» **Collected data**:
>> begin

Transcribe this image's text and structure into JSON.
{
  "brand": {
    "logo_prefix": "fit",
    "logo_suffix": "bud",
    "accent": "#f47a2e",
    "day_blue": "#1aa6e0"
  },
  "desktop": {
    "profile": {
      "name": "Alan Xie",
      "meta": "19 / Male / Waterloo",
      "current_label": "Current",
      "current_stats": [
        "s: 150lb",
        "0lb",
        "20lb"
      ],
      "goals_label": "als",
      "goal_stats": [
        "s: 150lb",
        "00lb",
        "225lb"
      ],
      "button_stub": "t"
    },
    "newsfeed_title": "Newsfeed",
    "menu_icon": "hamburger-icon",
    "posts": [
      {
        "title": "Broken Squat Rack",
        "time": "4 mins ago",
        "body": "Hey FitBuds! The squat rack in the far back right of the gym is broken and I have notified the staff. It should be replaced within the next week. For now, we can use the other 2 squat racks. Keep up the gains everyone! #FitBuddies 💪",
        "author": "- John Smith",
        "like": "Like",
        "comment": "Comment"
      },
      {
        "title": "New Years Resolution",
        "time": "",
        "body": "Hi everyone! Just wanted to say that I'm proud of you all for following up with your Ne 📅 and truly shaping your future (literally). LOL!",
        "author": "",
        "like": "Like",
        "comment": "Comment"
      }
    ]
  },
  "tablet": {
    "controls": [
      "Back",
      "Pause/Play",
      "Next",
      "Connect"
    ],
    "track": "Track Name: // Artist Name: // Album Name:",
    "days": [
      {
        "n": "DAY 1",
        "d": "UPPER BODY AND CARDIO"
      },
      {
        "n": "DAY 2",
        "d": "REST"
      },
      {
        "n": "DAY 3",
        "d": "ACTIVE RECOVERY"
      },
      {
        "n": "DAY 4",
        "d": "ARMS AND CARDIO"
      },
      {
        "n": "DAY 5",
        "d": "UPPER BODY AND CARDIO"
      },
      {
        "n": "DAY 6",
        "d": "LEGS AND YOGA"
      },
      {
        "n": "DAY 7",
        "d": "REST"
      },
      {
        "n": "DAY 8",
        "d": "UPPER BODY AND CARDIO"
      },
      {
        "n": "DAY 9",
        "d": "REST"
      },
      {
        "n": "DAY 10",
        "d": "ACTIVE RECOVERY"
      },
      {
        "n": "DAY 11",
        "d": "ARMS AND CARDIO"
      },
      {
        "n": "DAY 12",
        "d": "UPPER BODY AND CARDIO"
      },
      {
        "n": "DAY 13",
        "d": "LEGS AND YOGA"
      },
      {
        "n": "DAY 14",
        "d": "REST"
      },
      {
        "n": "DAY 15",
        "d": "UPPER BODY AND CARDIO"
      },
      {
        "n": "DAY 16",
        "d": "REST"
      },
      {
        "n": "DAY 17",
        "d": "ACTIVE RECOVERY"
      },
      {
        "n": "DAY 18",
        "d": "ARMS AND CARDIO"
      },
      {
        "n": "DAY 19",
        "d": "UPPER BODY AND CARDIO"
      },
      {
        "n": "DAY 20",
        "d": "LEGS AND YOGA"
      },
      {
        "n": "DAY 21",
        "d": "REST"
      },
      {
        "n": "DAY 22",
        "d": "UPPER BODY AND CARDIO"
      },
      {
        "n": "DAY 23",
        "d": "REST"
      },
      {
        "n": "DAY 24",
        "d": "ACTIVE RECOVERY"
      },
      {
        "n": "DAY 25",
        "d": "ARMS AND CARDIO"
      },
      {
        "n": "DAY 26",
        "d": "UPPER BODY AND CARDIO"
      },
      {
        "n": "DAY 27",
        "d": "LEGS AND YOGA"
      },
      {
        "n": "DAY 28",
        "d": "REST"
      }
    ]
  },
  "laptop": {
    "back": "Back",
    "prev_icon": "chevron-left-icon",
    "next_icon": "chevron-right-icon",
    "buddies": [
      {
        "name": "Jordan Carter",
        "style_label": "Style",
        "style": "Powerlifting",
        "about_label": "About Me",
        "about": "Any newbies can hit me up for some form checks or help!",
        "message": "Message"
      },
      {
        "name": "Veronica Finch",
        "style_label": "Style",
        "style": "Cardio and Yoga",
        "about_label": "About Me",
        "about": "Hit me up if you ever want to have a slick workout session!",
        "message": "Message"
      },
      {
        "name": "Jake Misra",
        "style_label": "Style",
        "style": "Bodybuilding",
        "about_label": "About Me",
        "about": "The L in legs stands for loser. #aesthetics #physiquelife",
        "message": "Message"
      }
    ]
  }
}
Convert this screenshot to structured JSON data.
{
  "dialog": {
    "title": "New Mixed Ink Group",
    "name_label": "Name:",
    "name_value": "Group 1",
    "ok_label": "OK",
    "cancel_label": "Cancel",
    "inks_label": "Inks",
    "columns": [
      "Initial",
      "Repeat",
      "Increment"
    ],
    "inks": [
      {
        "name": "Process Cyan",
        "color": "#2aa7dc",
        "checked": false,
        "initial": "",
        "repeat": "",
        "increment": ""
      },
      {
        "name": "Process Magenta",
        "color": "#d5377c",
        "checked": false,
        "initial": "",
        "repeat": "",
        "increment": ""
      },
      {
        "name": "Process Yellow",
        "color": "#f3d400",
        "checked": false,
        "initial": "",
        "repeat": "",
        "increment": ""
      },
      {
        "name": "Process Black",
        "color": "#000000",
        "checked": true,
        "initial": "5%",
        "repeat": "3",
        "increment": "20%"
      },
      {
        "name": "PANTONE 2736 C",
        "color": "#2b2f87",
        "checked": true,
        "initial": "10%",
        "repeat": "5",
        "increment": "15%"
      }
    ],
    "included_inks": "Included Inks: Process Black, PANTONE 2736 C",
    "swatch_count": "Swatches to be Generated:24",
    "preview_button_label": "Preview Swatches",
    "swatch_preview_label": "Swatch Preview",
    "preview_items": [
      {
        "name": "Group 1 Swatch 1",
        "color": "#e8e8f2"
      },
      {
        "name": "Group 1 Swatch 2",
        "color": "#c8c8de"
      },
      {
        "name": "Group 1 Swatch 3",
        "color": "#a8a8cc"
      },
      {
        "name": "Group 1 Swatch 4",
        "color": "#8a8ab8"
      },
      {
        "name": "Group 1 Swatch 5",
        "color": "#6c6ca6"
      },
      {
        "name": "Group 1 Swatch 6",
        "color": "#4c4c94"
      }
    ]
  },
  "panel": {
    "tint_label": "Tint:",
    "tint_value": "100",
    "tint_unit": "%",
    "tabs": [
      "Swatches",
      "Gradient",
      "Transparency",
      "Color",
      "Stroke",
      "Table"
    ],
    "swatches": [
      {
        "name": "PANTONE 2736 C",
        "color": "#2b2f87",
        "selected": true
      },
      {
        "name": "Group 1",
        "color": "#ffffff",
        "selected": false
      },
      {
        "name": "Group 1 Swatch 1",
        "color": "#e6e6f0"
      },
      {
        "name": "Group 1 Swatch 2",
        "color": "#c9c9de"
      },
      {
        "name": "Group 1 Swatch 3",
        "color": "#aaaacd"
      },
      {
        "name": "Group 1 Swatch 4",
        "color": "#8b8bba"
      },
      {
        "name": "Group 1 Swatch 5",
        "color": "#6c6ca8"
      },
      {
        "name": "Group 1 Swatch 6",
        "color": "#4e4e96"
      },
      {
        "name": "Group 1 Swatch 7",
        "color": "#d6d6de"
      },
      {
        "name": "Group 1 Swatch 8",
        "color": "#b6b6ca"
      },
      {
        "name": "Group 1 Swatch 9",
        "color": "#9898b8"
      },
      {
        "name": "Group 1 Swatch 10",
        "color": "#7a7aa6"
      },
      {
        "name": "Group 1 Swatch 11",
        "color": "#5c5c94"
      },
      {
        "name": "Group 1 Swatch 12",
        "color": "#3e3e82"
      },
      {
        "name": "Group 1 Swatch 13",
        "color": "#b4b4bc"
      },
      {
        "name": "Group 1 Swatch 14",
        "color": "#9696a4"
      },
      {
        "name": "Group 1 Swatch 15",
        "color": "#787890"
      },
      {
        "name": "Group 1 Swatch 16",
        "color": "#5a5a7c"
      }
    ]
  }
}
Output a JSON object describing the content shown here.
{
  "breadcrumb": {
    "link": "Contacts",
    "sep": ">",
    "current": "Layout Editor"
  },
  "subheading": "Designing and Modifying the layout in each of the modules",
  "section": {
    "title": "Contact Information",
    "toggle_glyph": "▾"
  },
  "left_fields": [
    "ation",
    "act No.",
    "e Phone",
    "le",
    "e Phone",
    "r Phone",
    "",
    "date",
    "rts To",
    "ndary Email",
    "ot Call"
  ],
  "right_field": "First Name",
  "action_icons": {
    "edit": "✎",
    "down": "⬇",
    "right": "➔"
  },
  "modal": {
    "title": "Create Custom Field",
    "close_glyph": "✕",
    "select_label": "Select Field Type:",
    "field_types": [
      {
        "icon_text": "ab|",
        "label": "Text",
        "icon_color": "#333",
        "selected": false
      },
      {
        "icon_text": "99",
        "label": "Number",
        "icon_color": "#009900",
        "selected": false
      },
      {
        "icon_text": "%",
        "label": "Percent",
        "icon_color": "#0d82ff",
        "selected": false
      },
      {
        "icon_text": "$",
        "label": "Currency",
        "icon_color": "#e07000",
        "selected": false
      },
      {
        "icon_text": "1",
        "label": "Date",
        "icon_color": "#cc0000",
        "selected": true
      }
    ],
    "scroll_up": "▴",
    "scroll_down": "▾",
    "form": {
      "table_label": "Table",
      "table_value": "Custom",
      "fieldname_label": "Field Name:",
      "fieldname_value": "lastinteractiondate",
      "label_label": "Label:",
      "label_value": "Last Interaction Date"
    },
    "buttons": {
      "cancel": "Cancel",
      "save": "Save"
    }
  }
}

>> end

» **EXERCISE BRIEF**: Single out each line of the records above with the string "Custom" in it, and copy it.

» **TASK ANSWER**:
    "title": "Create Custom Field",
      "table_value": "Custom",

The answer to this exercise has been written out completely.